Problem description: Copy every line below where the string "Pérez" is found.

Source information:
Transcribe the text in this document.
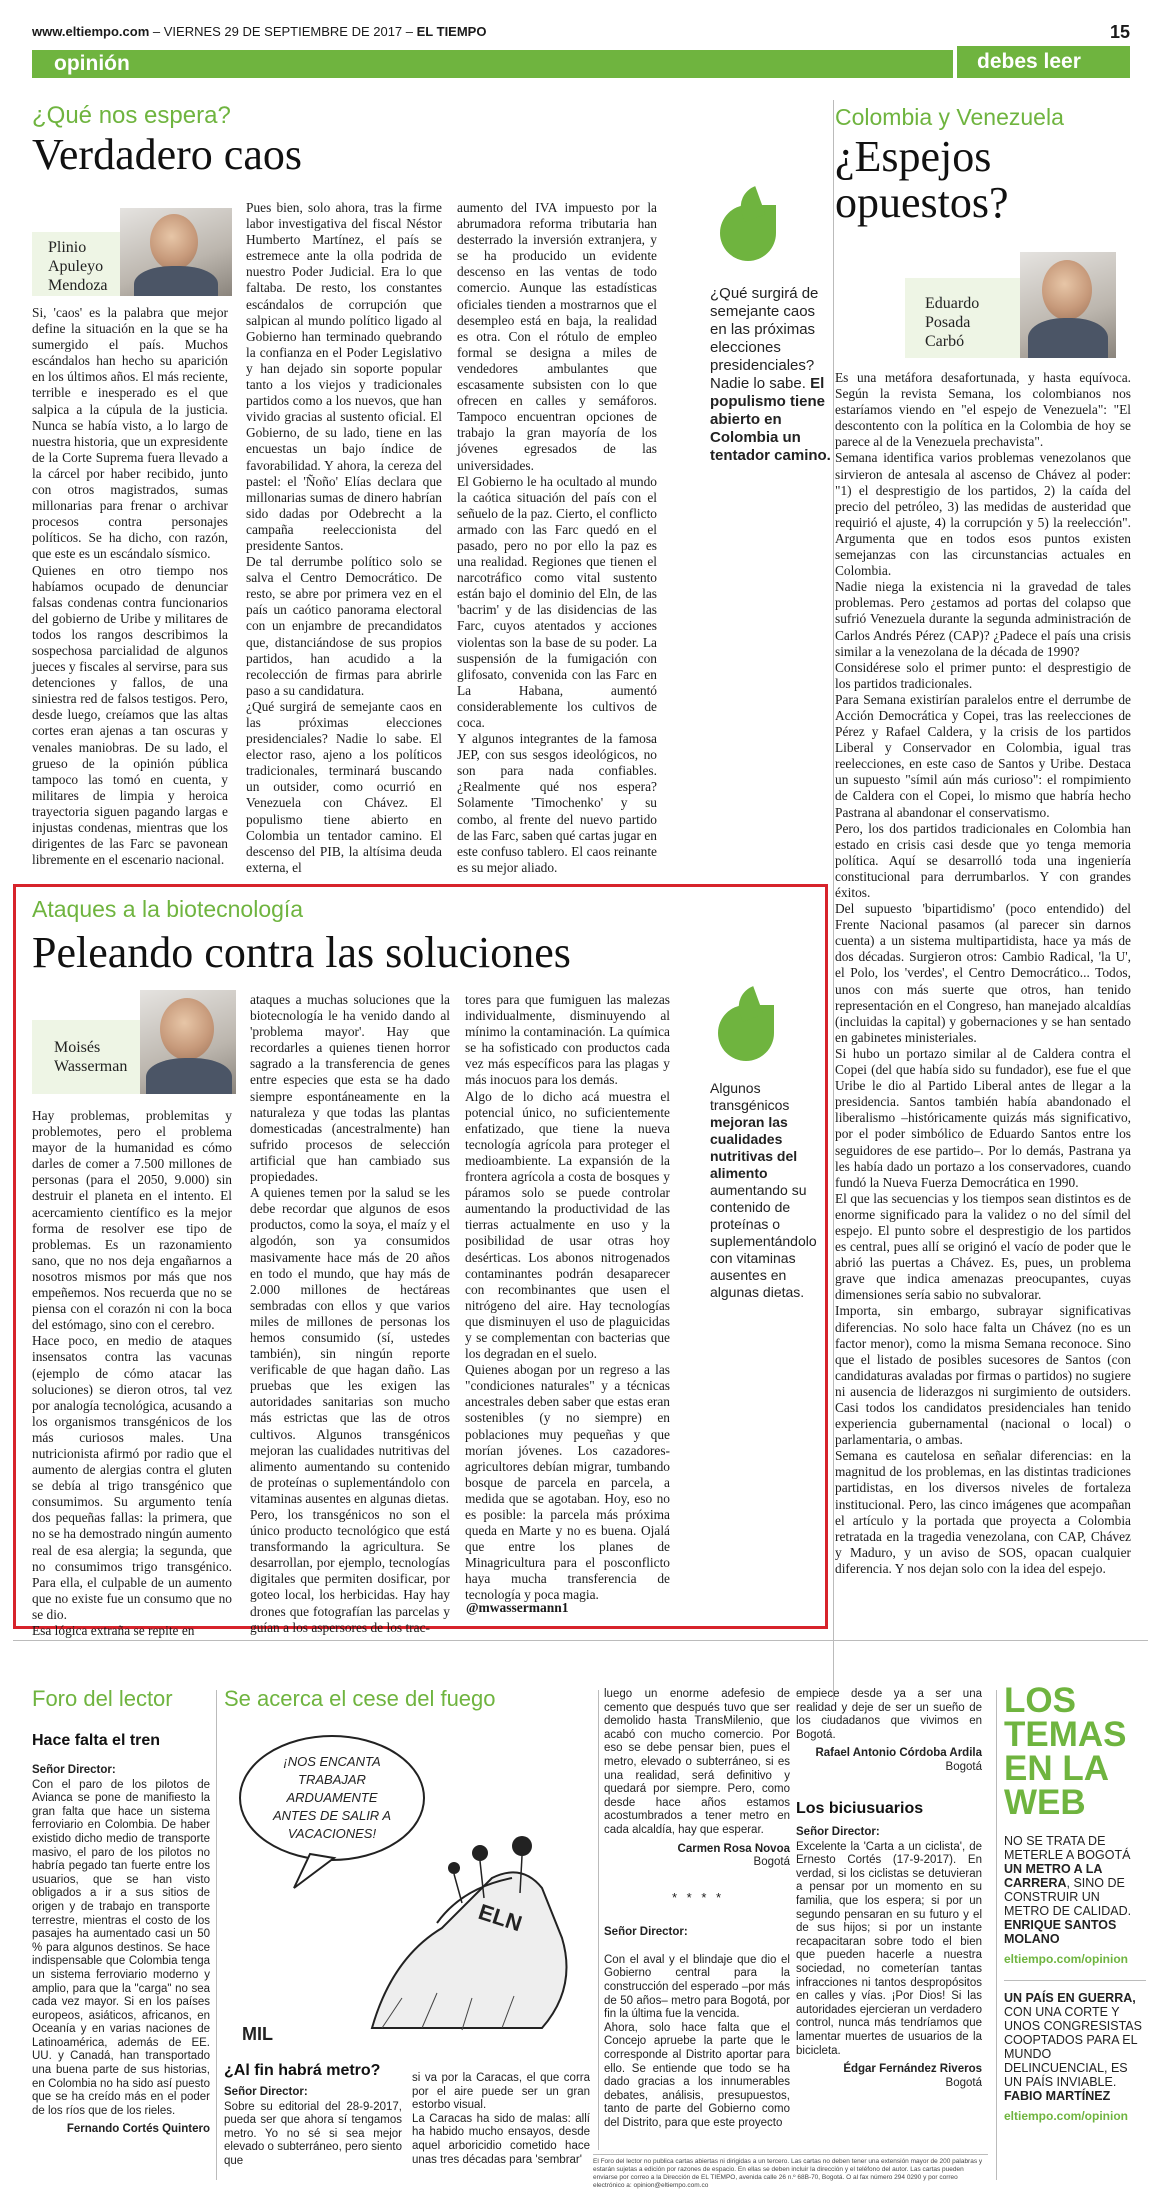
www.eltiempo.com – VIERNES 29 DE SEPTIEMBRE DE 2017 – EL TIEMPO	15
opinión	debes leer
¿Qué nos espera?
Verdadero caos
Plinio
Apuleyo
Mendoza
Si, 'caos' es la palabra que mejor define la situación en la que se ha sumergido el país. Muchos escándalos han hecho su aparición en los últimos años. El más reciente, terrible e inesperado es el que salpica a la cúpula de la justicia. Nunca se había visto, a lo largo de nuestra historia, que un expresidente de la Corte Suprema fuera llevado a la cárcel por haber recibido, junto con otros magistrados, sumas millonarias para frenar o archivar procesos contra personajes políticos. Se ha dicho, con razón, que este es un escándalo sísmico.
Quienes en otro tiempo nos habíamos ocupado de denunciar falsas condenas contra funcionarios del gobierno de Uribe y militares de todos los rangos describimos la sospechosa parcialidad de algunos jueces y fiscales al servirse, para sus detenciones y fallos, de una siniestra red de falsos testigos. Pero, desde luego, creíamos que las altas cortes eran ajenas a tan oscuras y venales maniobras. De su lado, el grueso de la opinión pública tampoco las tomó en cuenta, y militares de limpia y heroica trayectoria siguen pagando largas e injustas condenas, mientras que los dirigentes de las Farc se pavonean libremente en el escenario nacional.
Pues bien, solo ahora, tras la firme labor investigativa del fiscal Néstor Humberto Martínez, el país se estremece ante la olla podrida de nuestro Poder Judicial. Era lo que faltaba. De resto, los constantes escándalos de corrupción que salpican al mundo político ligado al Gobierno han terminado quebrando la confianza en el Poder Legislativo y han dejado sin soporte popular tanto a los viejos y tradicionales partidos como a los nuevos, que han vivido gracias al sustento oficial. El Gobierno, de su lado, tiene en las encuestas un bajo índice de favorabilidad. Y ahora, la cereza del pastel: el 'Ñoño' Elías declara que millonarias sumas de dinero habrían sido dadas por Odebrecht a la campaña reeleccionista del presidente Santos.
De tal derrumbe político solo se salva el Centro Democrático. De resto, se abre por primera vez en el país un caótico panorama electoral con un enjambre de precandidatos que, distanciándose de sus propios partidos, han acudido a la recolección de firmas para abrirle paso a su candidatura.
¿Qué surgirá de semejante caos en las próximas elecciones presidenciales? Nadie lo sabe. El elector raso, ajeno a los políticos tradicionales, terminará buscando un outsider, como ocurrió en Venezuela con Chávez. El populismo tiene abierto en Colombia un tentador camino. El descenso del PIB, la altísima deuda externa, el
aumento del IVA impuesto por la abrumadora reforma tributaria han desterrado la inversión extranjera, y se ha producido un evidente descenso en las ventas de todo comercio. Aunque las estadísticas oficiales tienden a mostrarnos que el desempleo está en baja, la realidad es otra. Con el rótulo de empleo formal se designa a miles de vendedores ambulantes que escasamente subsisten con lo que ofrecen en calles y semáforos. Tampoco encuentran opciones de trabajo la gran mayoría de los jóvenes egresados de las universidades.
El Gobierno le ha ocultado al mundo la caótica situación del país con el señuelo de la paz. Cierto, el conflicto armado con las Farc quedó en el pasado, pero no por ello la paz es una realidad. Regiones que tienen el narcotráfico como vital sustento están bajo el dominio del Eln, de las 'bacrim' y de las disidencias de las Farc, cuyos atentados y acciones violentas son la base de su poder. La suspensión de la fumigación con glifosato, convenida con las Farc en La Habana, aumentó considerablemente los cultivos de coca.
Y algunos integrantes de la famosa JEP, con sus sesgos ideológicos, no son para nada confiables. ¿Realmente qué nos espera? Solamente 'Timochenko' y su combo, al frente del nuevo partido de las Farc, saben qué cartas jugar en este confuso tablero. El caos reinante es su mejor aliado.
¿Qué surgirá de semejante caos en las próximas elecciones presidenciales? Nadie lo sabe. El populismo tiene abierto en Colombia un tentador camino.
Colombia y Venezuela
¿Espejos
opuestos?
Eduardo
Posada
Carbó
Es una metáfora desafortunada, y hasta equívoca. Según la revista Semana, los colombianos nos estaríamos viendo en "el espejo de Venezuela": "El descontento con la política en la Colombia de hoy se parece al de la Venezuela prechavista".
Semana identifica varios problemas venezolanos que sirvieron de antesala al ascenso de Chávez al poder: "1) el desprestigio de los partidos, 2) la caída del precio del petróleo, 3) las medidas de austeridad que requirió el ajuste, 4) la corrupción y 5) la reelección". Argumenta que en todos esos puntos existen semejanzas con las circunstancias actuales en Colombia.
Nadie niega la existencia ni la gravedad de tales problemas. Pero ¿estamos ad portas del colapso que sufrió Venezuela durante la segunda administración de Carlos Andrés Pérez (CAP)? ¿Padece el país una crisis similar a la venezolana de la década de 1990?
Considérese solo el primer punto: el desprestigio de los partidos tradicionales.
Para Semana existirían paralelos entre el derrumbe de Acción Democrática y Copei, tras las reelecciones de Pérez y Rafael Caldera, y la crisis de los partidos Liberal y Conservador en Colombia, igual tras reelecciones, en este caso de Santos y Uribe. Destaca un supuesto "símil aún más curioso": el rompimiento de Caldera con el Copei, lo mismo que habría hecho Pastrana al abandonar el conservatismo.
Pero, los dos partidos tradicionales en Colombia han estado en crisis casi desde que yo tenga memoria política. Aquí se desarrolló toda una ingeniería constitucional para derrumbarlos. Y con grandes éxitos.
Del supuesto 'bipartidismo' (poco entendido) del Frente Nacional pasamos (al parecer sin darnos cuenta) a un sistema multipartidista, hace ya más de dos décadas. Surgieron otros: Cambio Radical, 'la U', el Polo, los 'verdes', el Centro Democrático... Todos, unos con más suerte que otros, han tenido representación en el Congreso, han manejado alcaldías (incluidas la capital) y gobernaciones y se han sentado en gabinetes ministeriales.
Si hubo un portazo similar al de Caldera contra el Copei (del que había sido su fundador), ese fue el que Uribe le dio al Partido Liberal antes de llegar a la presidencia. Santos también había abandonado el liberalismo –históricamente quizás más significativo, por el poder simbólico de Eduardo Santos entre los seguidores de ese partido–. Por lo demás, Pastrana ya les había dado un portazo a los conservadores, cuando fundó la Nueva Fuerza Democrática en 1990.
El que las secuencias y los tiempos sean distintos es de enorme significado para la validez o no del símil del espejo. El punto sobre el desprestigio de los partidos es central, pues allí se originó el vacío de poder que le abrió las puertas a Chávez. Es, pues, un problema grave que indica amenazas preocupantes, cuyas dimensiones sería sabio no subvalorar.
Importa, sin embargo, subrayar significativas diferencias. No solo hace falta un Chávez (no es un factor menor), como la misma Semana reconoce. Sino que el listado de posibles sucesores de Santos (con candidaturas avaladas por firmas o partidos) no sugiere ni ausencia de liderazgos ni surgimiento de outsiders. Casi todos los candidatos presidenciales han tenido experiencia gubernamental (nacional o local) o parlamentaria, o ambas.
Semana es cautelosa en señalar diferencias: en la magnitud de los problemas, en las distintas tradiciones partidistas, en los diversos niveles de fortaleza institucional. Pero, las cinco imágenes que acompañan el artículo y la portada que proyecta a Colombia retratada en la tragedia venezolana, con CAP, Chávez y Maduro, y un aviso de SOS, opacan cualquier diferencia. Y nos dejan solo con la idea del espejo.
Ataques a la biotecnología
Peleando contra las soluciones
Moisés
Wasserman
Hay problemas, problemitas y problemotes, pero el problema mayor de la humanidad es cómo darles de comer a 7.500 millones de personas (para el 2050, 9.000) sin destruir el planeta en el intento. El acercamiento científico es la mejor forma de resolver ese tipo de problemas. Es un razonamiento sano, que no nos deja engañarnos a nosotros mismos por más que nos empeñemos. Nos recuerda que no se piensa con el corazón ni con la boca del estómago, sino con el cerebro.
Hace poco, en medio de ataques insensatos contra las vacunas (ejemplo de cómo atacar las soluciones) se dieron otros, tal vez por analogía tecnológica, acusando a los organismos transgénicos de los más curiosos males. Una nutricionista afirmó por radio que el aumento de alergias contra el gluten se debía al trigo transgénico que consumimos. Su argumento tenía dos pequeñas fallas: la primera, que no se ha demostrado ningún aumento real de esa alergia; la segunda, que no consumimos trigo transgénico. Para ella, el culpable de un aumento que no existe fue un consumo que no se dio.
Esa lógica extraña se repite en
ataques a muchas soluciones que la biotecnología le ha venido dando al 'problema mayor'. Hay que recordarles a quienes tienen horror sagrado a la transferencia de genes entre especies que esta se ha dado siempre espontáneamente en la naturaleza y que todas las plantas domesticadas (ancestralmente) han sufrido procesos de selección artificial que han cambiado sus propiedades.
A quienes temen por la salud se les debe recordar que algunos de esos productos, como la soya, el maíz y el algodón, son ya consumidos masivamente hace más de 20 años en todo el mundo, que hay más de 2.000 millones de hectáreas sembradas con ellos y que varios miles de millones de personas los hemos consumido (sí, ustedes también), sin ningún reporte verificable de que hagan daño. Las pruebas que les exigen las autoridades sanitarias son mucho más estrictas que las de otros cultivos. Algunos transgénicos mejoran las cualidades nutritivas del alimento aumentando su contenido de proteínas o suplementándolo con vitaminas ausentes en algunas dietas.
Pero, los transgénicos no son el único producto tecnológico que está transformando la agricultura. Se desarrollan, por ejemplo, tecnologías digitales que permiten dosificar, por goteo local, los herbicidas. Hay hay drones que fotografían las parcelas y guían a los aspersores de los trac-
tores para que fumiguen las malezas individualmente, disminuyendo al mínimo la contaminación. La química se ha sofisticado con productos cada vez más específicos para las plagas y más inocuos para los demás.
Algo de lo dicho acá muestra el potencial único, no suficientemente enfatizado, que tiene la nueva tecnología agrícola para proteger el medioambiente. La expansión de la frontera agrícola a costa de bosques y páramos solo se puede controlar aumentando la productividad de las tierras actualmente en uso y la posibilidad de usar otras hoy desérticas. Los abonos nitrogenados contaminantes podrán desaparecer con recombinantes que usen el nitrógeno del aire. Hay tecnologías que disminuyen el uso de plaguicidas y se complementan con bacterias que los degradan en el suelo.
Quienes abogan por un regreso a las "condiciones naturales" y a técnicas ancestrales deben saber que estas eran sostenibles (y no siempre) en poblaciones muy pequeñas y que morían jóvenes. Los cazadores-agricultores debían migrar, tumbando bosque de parcela en parcela, a medida que se agotaban. Hoy, eso no es posible: la parcela más próxima queda en Marte y no es buena. Ojalá que entre los planes de Minagricultura para el posconflicto haya mucha transferencia de tecnología y poca magia.
@mwassermann1
Algunos transgénicos mejoran las cualidades nutritivas del alimento aumentando su contenido de proteínas o suplementándolo con vitaminas ausentes en algunas dietas.
Foro del lector
Hace falta el tren
Señor Director:
Con el paro de los pilotos de Avianca se pone de manifiesto la gran falta que hace un sistema ferroviario en Colombia. De haber existido dicho medio de transporte masivo, el paro de los pilotos no habría pegado tan fuerte entre los usuarios, que se han visto obligados a ir a sus sitios de origen y de trabajo en transporte terrestre, mientras el costo de los pasajes ha aumentado casi un 50 % para algunos destinos. Se hace indispensable que Colombia tenga un sistema ferroviario moderno y amplio, para que la "carga" no sea cada vez mayor. Si en los países europeos, asiáticos, africanos, en Oceanía y en varias naciones de Latinoamérica, además de EE. UU. y Canadá, han transportado una buena parte de sus historias, en Colombia no ha sido así puesto que se ha creído más en el poder de los ríos que de los rieles.
Fernando Cortés Quintero
Se acerca el cese del fuego
¡NOS ENCANTA
TRABAJAR
ARDUAMENTE
ANTES DE SALIR A
VACACIONES!
ELN
MIL
¿Al fin habrá metro?
Señor Director:
Sobre su editorial del 28-9-2017, pueda ser que ahora sí tengamos metro. Yo no sé si sea mejor elevado o subterráneo, pero siento que
si va por la Caracas, el que corra por el aire puede ser un gran estorbo visual.
La Caracas ha sido de malas: allí ha habido mucho ensayos, desde aquel arboricidio cometido hace unas tres décadas para 'sembrar'
luego un enorme adefesio de cemento que después tuvo que ser demolido hasta TransMilenio, que acabó con mucho comercio. Por eso se debe pensar bien, pues el metro, elevado o subterráneo, si es una realidad, será definitivo y quedará por siempre. Pero, como desde hace años estamos acostumbrados a tener metro en cada alcaldía, hay que esperar.
Carmen Rosa Novoa
Bogotá
* * * *

Señor Director:

Con el aval y el blindaje que dio el Gobierno central para la construcción del esperado –por más de 50 años– metro para Bogotá, por fin la última fue la vencida.
Ahora, solo hace falta que el Concejo apruebe la parte que le corresponde al Distrito aportar para ello. Se entiende que todo se ha dado gracias a los innumerables debates, análisis, presupuestos, tanto de parte del Gobierno como del Distrito, para que este proyecto

empiece desde ya a ser una realidad y deje de ser un sueño de los ciudadanos que vivimos en Bogotá.
Rafael Antonio Córdoba Ardila
Bogotá
Los biciusuarios
Señor Director:
Excelente la 'Carta a un ciclista', de Ernesto Cortés (17-9-2017). En verdad, si los ciclistas se detuvieran a pensar por un momento en su familia, que los espera; si por un segundo pensaran en su futuro y el de sus hijos; si por un instante recapacitaran sobre todo el bien que pueden hacerle a nuestra sociedad, no cometerían tantas infracciones ni tantos despropósitos en calles y vías. ¡Por Dios! Si las autoridades ejercieran un verdadero control, nunca más tendríamos que lamentar muertes de usuarios de la bicicleta.
Édgar Fernández Riveros
Bogotá
El Foro del lector no publica cartas abiertas ni dirigidas a un tercero. Las cartas no deben tener una extensión mayor de 200 palabras y estarán sujetas a edición por razones de espacio. En ellas se deben incluir la dirección y el teléfono del autor. Las cartas pueden enviarse por correo a la Dirección de EL TIEMPO, avenida calle 26 n.º 68B-70, Bogotá. O al fax número 294 0290 y por correo electrónico a: opinion@eltiempo.com.co
LOS
TEMAS
EN LA
WEB
NO SE TRATA DE METERLE A BOGOTÁ UN METRO A LA CARRERA, SINO DE CONSTRUIR UN METRO DE CALIDAD.
ENRIQUE SANTOS MOLANO
eltiempo.com/opinion
UN PAÍS EN GUERRA, CON UNA CORTE Y UNOS CONGRESISTAS COOPTADOS PARA EL MUNDO DELINCUENCIAL, ES UN PAÍS INVIABLE.
FABIO MARTÍNEZ
eltiempo.com/opinion
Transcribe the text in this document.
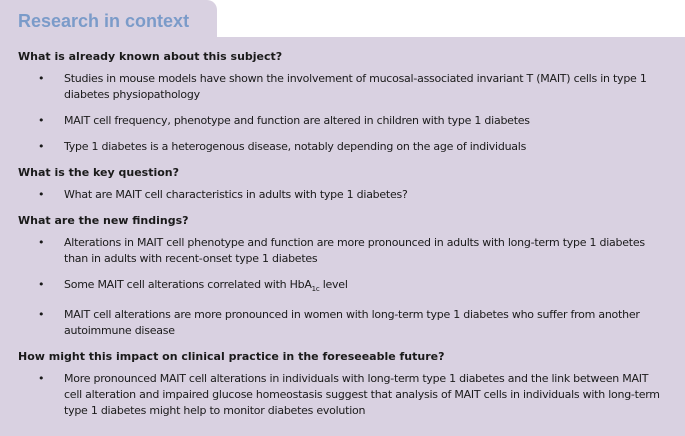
Research in context
What is already known about this subject?
• Studies in mouse models have shown the involvement of mucosal-associated invariant T (MAIT) cells in type 1 diabetes physiopathology
• MAIT cell frequency, phenotype and function are altered in children with type 1 diabetes
• Type 1 diabetes is a heterogenous disease, notably depending on the age of individuals
What is the key question?
• What are MAIT cell characteristics in adults with type 1 diabetes?
What are the new findings?
• Alterations in MAIT cell phenotype and function are more pronounced in adults with long-term type 1 diabetes than in adults with recent-onset type 1 diabetes
• Some MAIT cell alterations correlated with HbA$_{1c}$ level
• MAIT cell alterations are more pronounced in women with long-term type 1 diabetes who suffer from another autoimmune disease
How might this impact on clinical practice in the foreseeable future?
• More pronounced MAIT cell alterations in individuals with long-term type 1 diabetes and the link between MAIT cell alteration and impaired glucose homeostasis suggest that analysis of MAIT cells in individuals with long-term type 1 diabetes might help to monitor diabetes evolution
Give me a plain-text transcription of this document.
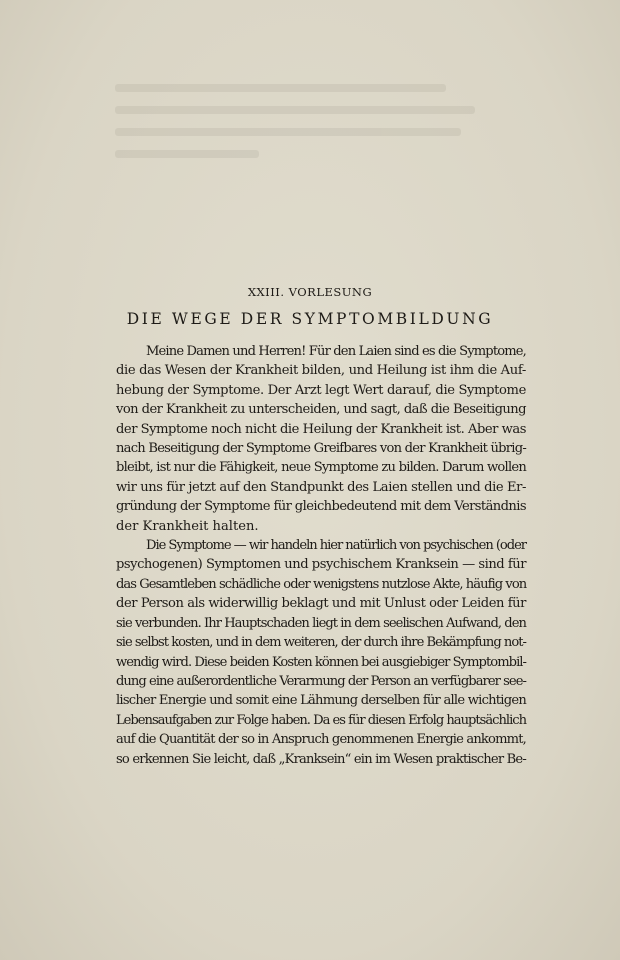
XXIII. VORLESUNG
DIE WEGE DER SYMPTOMBILDUNG
Meine Damen und Herren! Für den Laien sind es die Symptome,
die das Wesen der Krankheit bilden, und Heilung ist ihm die Auf-
hebung der Symptome. Der Arzt legt Wert darauf, die Symptome
von der Krankheit zu unterscheiden, und sagt, daß die Beseitigung
der Symptome noch nicht die Heilung der Krankheit ist. Aber was
nach Beseitigung der Symptome Greifbares von der Krankheit übrig-
bleibt, ist nur die Fähigkeit, neue Symptome zu bilden. Darum wollen
wir uns für jetzt auf den Standpunkt des Laien stellen und die Er-
gründung der Symptome für gleichbedeutend mit dem Verständnis
der Krankheit halten.
Die Symptome — wir handeln hier natürlich von psychischen (oder
psychogenen) Symptomen und psychischem Kranksein — sind für
das Gesamtleben schädliche oder wenigstens nutzlose Akte, häufig von
der Person als widerwillig beklagt und mit Unlust oder Leiden für
sie verbunden. Ihr Hauptschaden liegt in dem seelischen Aufwand, den
sie selbst kosten, und in dem weiteren, der durch ihre Bekämpfung not-
wendig wird. Diese beiden Kosten können bei ausgiebiger Symptombil-
dung eine außerordentliche Verarmung der Person an verfügbarer see-
lischer Energie und somit eine Lähmung derselben für alle wichtigen
Lebensaufgaben zur Folge haben. Da es für diesen Erfolg hauptsächlich
auf die Quantität der so in Anspruch genommenen Energie ankommt,
so erkennen Sie leicht, daß „Kranksein“ ein im Wesen praktischer Be-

Response for this exercise:
Nadie niega la existencia ni la gravedad de tales problemas. Pero ¿estamos ad portas del colapso que sufrió Venezuela durante la segunda administración de Carlos Andrés Pérez (CAP)? ¿Padece el país una crisis similar a la venezolana de la década de 1990?
Para Semana existirían paralelos entre el derrumbe de Acción Democrática y Copei, tras las reelecciones de Pérez y Rafael Caldera, y la crisis de los partidos Liberal y Conservador en Colombia, igual tras reelecciones, en este caso de Santos y Uribe. Destaca un supuesto "símil aún más curioso": el rompimiento de Caldera con el Copei, lo mismo que habría hecho Pastrana al abandonar el conservatismo.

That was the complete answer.